Print out every line, exactly as written.
━━ Records for the exercise ━━
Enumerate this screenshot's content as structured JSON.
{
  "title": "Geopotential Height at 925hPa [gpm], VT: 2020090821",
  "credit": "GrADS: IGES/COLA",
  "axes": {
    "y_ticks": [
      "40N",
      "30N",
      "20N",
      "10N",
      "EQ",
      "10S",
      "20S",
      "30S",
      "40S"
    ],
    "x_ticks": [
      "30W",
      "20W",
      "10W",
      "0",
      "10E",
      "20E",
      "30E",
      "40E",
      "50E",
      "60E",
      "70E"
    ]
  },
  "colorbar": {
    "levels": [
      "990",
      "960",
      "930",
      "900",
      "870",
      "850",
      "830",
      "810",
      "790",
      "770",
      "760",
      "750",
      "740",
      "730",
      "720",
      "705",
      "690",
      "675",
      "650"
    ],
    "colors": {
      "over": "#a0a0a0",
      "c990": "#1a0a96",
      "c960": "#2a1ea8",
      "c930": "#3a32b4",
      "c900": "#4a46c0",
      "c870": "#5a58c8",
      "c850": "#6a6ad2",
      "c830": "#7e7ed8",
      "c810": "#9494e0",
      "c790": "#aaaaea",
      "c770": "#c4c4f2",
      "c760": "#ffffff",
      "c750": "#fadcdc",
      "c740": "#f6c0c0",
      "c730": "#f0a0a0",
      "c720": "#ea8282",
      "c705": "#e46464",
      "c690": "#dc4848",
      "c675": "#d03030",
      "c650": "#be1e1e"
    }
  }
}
━━━
◆ Exercise answer:
Enumerate this screenshot's content as structured JSON.
{
  "title": "Geopotential Height at 925hPa [gpm], VT: 2020090821",
  "credit": "GrADS: IGES/COLA",
  "axes": {
    "y_ticks": [
      "40N",
      "30N",
      "20N",
      "10N",
      "EQ",
      "10S",
      "20S",
      "30S",
      "40S"
    ],
    "x_ticks": [
      "30W",
      "20W",
      "10W",
      "0",
      "10E",
      "20E",
      "30E",
      "40E",
      "50E",
      "60E",
      "70E"
    ]
  },
  "colorbar": {
    "levels": [
      "990",
      "960",
      "930",
      "900",
      "870",
      "850",
      "830",
      "810",
      "790",
      "770",
      "760",
      "750",
      "740",
      "730",
      "720",
      "705",
      "690",
      "675",
      "650"
    ],
    "colors": {
      "over": "#a0a0a0",
      "c990": "#1a0a96",
      "c960": "#2a1ea8",
      "c930": "#3a32b4",
      "c900": "#4a46c0",
      "c870": "#5a58c8",
      "c850": "#6a6ad2",
      "c830": "#7e7ed8",
      "c810": "#9494e0",
      "c790": "#aaaaea",
      "c770": "#c4c4f2",
      "c760": "#ffffff",
      "c750": "#fadcdc",
      "c740": "#f6c0c0",
      "c730": "#f0a0a0",
      "c720": "#ea8282",
      "c705": "#e46464",
      "c690": "#dc4848",
      "c675": "#d03030",
      "c650": "#be1e1e"
    }
  }
}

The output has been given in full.